=== Short exercise ===
Skip any picture you find and retype all the remaining lines exactly.

=== Records to process ===
====

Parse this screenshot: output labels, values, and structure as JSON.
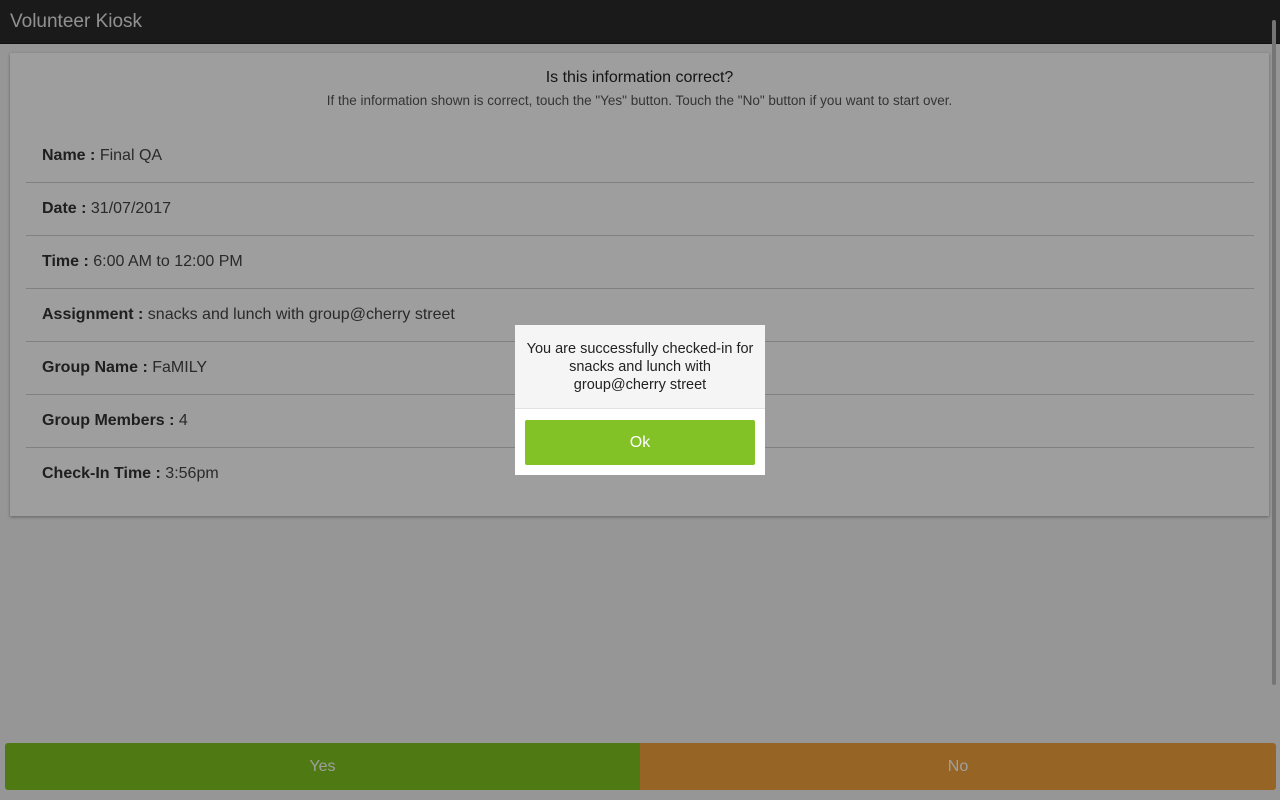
{
  "app": {
    "title": "Volunteer Kiosk"
  },
  "confirm": {
    "heading": "Is this information correct?",
    "instructions": "If the information shown is correct, touch the \"Yes\" button. Touch the \"No\" button if you want to start over.",
    "rows": [
      {
        "label": "Name :",
        "value": "Final QA"
      },
      {
        "label": "Date :",
        "value": "31/07/2017"
      },
      {
        "label": "Time :",
        "value": "6:00 AM to 12:00 PM"
      },
      {
        "label": "Assignment :",
        "value": "snacks and lunch with group@cherry street"
      },
      {
        "label": "Group Name :",
        "value": "FaMILY"
      },
      {
        "label": "Group Members :",
        "value": "4"
      },
      {
        "label": "Check-In Time :",
        "value": "3:56pm"
      }
    ]
  },
  "actions": {
    "yes_label": "Yes",
    "no_label": "No"
  },
  "dialog": {
    "message": "You are successfully checked-in for snacks and lunch with group@cherry street",
    "ok_label": "Ok"
  },
  "colors": {
    "titlebar": "#2b2b2b",
    "yes": "#7ec41f",
    "no": "#f2a43e",
    "ok": "#82c226"
  }
}
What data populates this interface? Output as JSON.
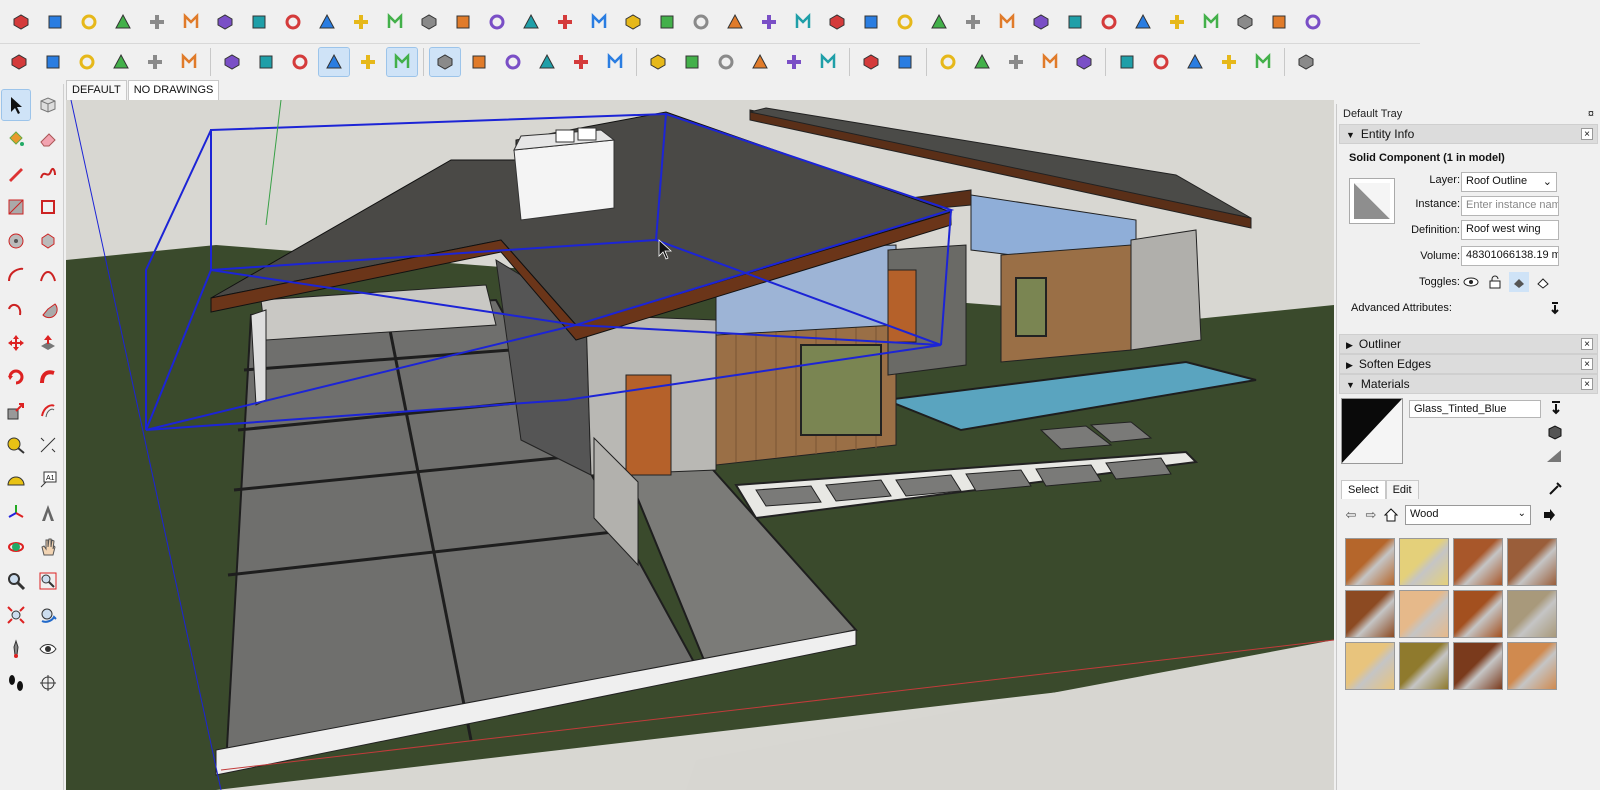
{
  "app": {
    "toolbar_top_icons": [
      "orient-faces-icon",
      "extrude-icon",
      "offset-icon",
      "move-icon",
      "flip-icon",
      "unglue-icon",
      "rotate-icon",
      "section-icon",
      "list-icon",
      "flag-icon",
      "layers-icon",
      "link-icon",
      "arc-icon",
      "polyline-icon",
      "curve-icon",
      "cross-icon",
      "plus-icon",
      "axes-icon",
      "cone-icon",
      "material-icon",
      "warning-icon",
      "spin-icon",
      "spin-alt-icon",
      "spin-3-icon",
      "sparkle-icon",
      "box-icon",
      "magnet-icon",
      "puzzle-icon",
      "paint-bucket-icon",
      "cut-icon",
      "fill-icon",
      "layers-3-icon",
      "grid-blue-icon",
      "grid-orange-icon",
      "grid-orange-2-icon",
      "grid-orange-3-icon",
      "scatter-icon",
      "path-icon",
      "matrix-icon"
    ],
    "toolbar_second_icons": [
      "warehouse-icon",
      "doors-icon",
      "home-icon",
      "printer-home-icon",
      "outline-home-icon",
      "garage-icon",
      "xray-box-icon",
      "wireframe-icon",
      "hidden-line-icon",
      "shaded-icon",
      "shaded-texture-icon",
      "monochrome-icon",
      "iso-view-icon",
      "top-view-icon",
      "front-view-icon",
      "right-view-icon",
      "back-view-icon",
      "left-view-icon",
      "union-icon",
      "intersect-icon",
      "subtract-icon",
      "trim-icon",
      "split-icon",
      "shell-icon",
      "arrow-up-icon",
      "arrow-double-icon",
      "fog-icon",
      "shadow-icon",
      "sandbox-icon",
      "terrain-icon",
      "binoculars-icon",
      "warehouse-yellow-icon",
      "tree-green-icon",
      "cube-blue-icon",
      "cube-purple-icon",
      "recycle-icon",
      "compass-icon"
    ]
  },
  "scene_tabs": [
    {
      "label": "DEFAULT"
    },
    {
      "label": "NO DRAWINGS"
    }
  ],
  "tray": {
    "title": "Default Tray",
    "pin_glyph": "¤",
    "entity_info": {
      "header": "Entity Info",
      "title": "Solid Component (1 in model)",
      "layer_label": "Layer:",
      "layer_value": "Roof Outline",
      "instance_label": "Instance:",
      "instance_placeholder": "Enter instance nam",
      "definition_label": "Definition:",
      "definition_value": "Roof west wing",
      "volume_label": "Volume:",
      "volume_value": "48301066138.19 m",
      "toggles_label": "Toggles:",
      "advanced_label": "Advanced Attributes:"
    },
    "outliner": {
      "header": "Outliner"
    },
    "soften_edges": {
      "header": "Soften Edges"
    },
    "materials": {
      "header": "Materials",
      "current_name": "Glass_Tinted_Blue",
      "tab_select": "Select",
      "tab_edit": "Edit",
      "library": "Wood",
      "swatch_colors": [
        "#b5662b",
        "#e4d07a",
        "#a8572a",
        "#9a5e3a",
        "#8c4a22",
        "#e6b98a",
        "#a3501f",
        "#a8997b",
        "#e8c47d",
        "#8f7a2d",
        "#7a3a1c",
        "#d08a4f"
      ]
    }
  },
  "viewport": {
    "sky_color": "#d8d7d2",
    "ground_color": "#3a4a2c",
    "selection_color": "#1c24d6"
  }
}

====

=== Exercise answer ===
Parse this screenshot: output labels, values, and structure as JSON.
{
  "app": {
    "title": "Volunteer Kiosk"
  },
  "confirm": {
    "heading": "Is this information correct?",
    "instructions": "If the information shown is correct, touch the \"Yes\" button. Touch the \"No\" button if you want to start over.",
    "rows": [
      {
        "label": "Name :",
        "value": "Final QA"
      },
      {
        "label": "Date :",
        "value": "31/07/2017"
      },
      {
        "label": "Time :",
        "value": "6:00 AM to 12:00 PM"
      },
      {
        "label": "Assignment :",
        "value": "snacks and lunch with group@cherry street"
      },
      {
        "label": "Group Name :",
        "value": "FaMILY"
      },
      {
        "label": "Group Members :",
        "value": "4"
      },
      {
        "label": "Check-In Time :",
        "value": "3:56pm"
      }
    ]
  },
  "actions": {
    "yes_label": "Yes",
    "no_label": "No"
  },
  "dialog": {
    "message": "You are successfully checked-in for snacks and lunch with group@cherry street",
    "ok_label": "Ok"
  },
  "colors": {
    "titlebar": "#2b2b2b",
    "yes": "#7ec41f",
    "no": "#f2a43e",
    "ok": "#82c226"
  }
}
What data populates this interface? Output as JSON.
{
  "app": {
    "toolbar_top_icons": [
      "orient-faces-icon",
      "extrude-icon",
      "offset-icon",
      "move-icon",
      "flip-icon",
      "unglue-icon",
      "rotate-icon",
      "section-icon",
      "list-icon",
      "flag-icon",
      "layers-icon",
      "link-icon",
      "arc-icon",
      "polyline-icon",
      "curve-icon",
      "cross-icon",
      "plus-icon",
      "axes-icon",
      "cone-icon",
      "material-icon",
      "warning-icon",
      "spin-icon",
      "spin-alt-icon",
      "spin-3-icon",
      "sparkle-icon",
      "box-icon",
      "magnet-icon",
      "puzzle-icon",
      "paint-bucket-icon",
      "cut-icon",
      "fill-icon",
      "layers-3-icon",
      "grid-blue-icon",
      "grid-orange-icon",
      "grid-orange-2-icon",
      "grid-orange-3-icon",
      "scatter-icon",
      "path-icon",
      "matrix-icon"
    ],
    "toolbar_second_icons": [
      "warehouse-icon",
      "doors-icon",
      "home-icon",
      "printer-home-icon",
      "outline-home-icon",
      "garage-icon",
      "xray-box-icon",
      "wireframe-icon",
      "hidden-line-icon",
      "shaded-icon",
      "shaded-texture-icon",
      "monochrome-icon",
      "iso-view-icon",
      "top-view-icon",
      "front-view-icon",
      "right-view-icon",
      "back-view-icon",
      "left-view-icon",
      "union-icon",
      "intersect-icon",
      "subtract-icon",
      "trim-icon",
      "split-icon",
      "shell-icon",
      "arrow-up-icon",
      "arrow-double-icon",
      "fog-icon",
      "shadow-icon",
      "sandbox-icon",
      "terrain-icon",
      "binoculars-icon",
      "warehouse-yellow-icon",
      "tree-green-icon",
      "cube-blue-icon",
      "cube-purple-icon",
      "recycle-icon",
      "compass-icon"
    ]
  },
  "scene_tabs": [
    {
      "label": "DEFAULT"
    },
    {
      "label": "NO DRAWINGS"
    }
  ],
  "tray": {
    "title": "Default Tray",
    "pin_glyph": "¤",
    "entity_info": {
      "header": "Entity Info",
      "title": "Solid Component (1 in model)",
      "layer_label": "Layer:",
      "layer_value": "Roof Outline",
      "instance_label": "Instance:",
      "instance_placeholder": "Enter instance nam",
      "definition_label": "Definition:",
      "definition_value": "Roof west wing",
      "volume_label": "Volume:",
      "volume_value": "48301066138.19 m",
      "toggles_label": "Toggles:",
      "advanced_label": "Advanced Attributes:"
    },
    "outliner": {
      "header": "Outliner"
    },
    "soften_edges": {
      "header": "Soften Edges"
    },
    "materials": {
      "header": "Materials",
      "current_name": "Glass_Tinted_Blue",
      "tab_select": "Select",
      "tab_edit": "Edit",
      "library": "Wood",
      "swatch_colors": [
        "#b5662b",
        "#e4d07a",
        "#a8572a",
        "#9a5e3a",
        "#8c4a22",
        "#e6b98a",
        "#a3501f",
        "#a8997b",
        "#e8c47d",
        "#8f7a2d",
        "#7a3a1c",
        "#d08a4f"
      ]
    }
  },
  "viewport": {
    "sky_color": "#d8d7d2",
    "ground_color": "#3a4a2c",
    "selection_color": "#1c24d6"
  }
}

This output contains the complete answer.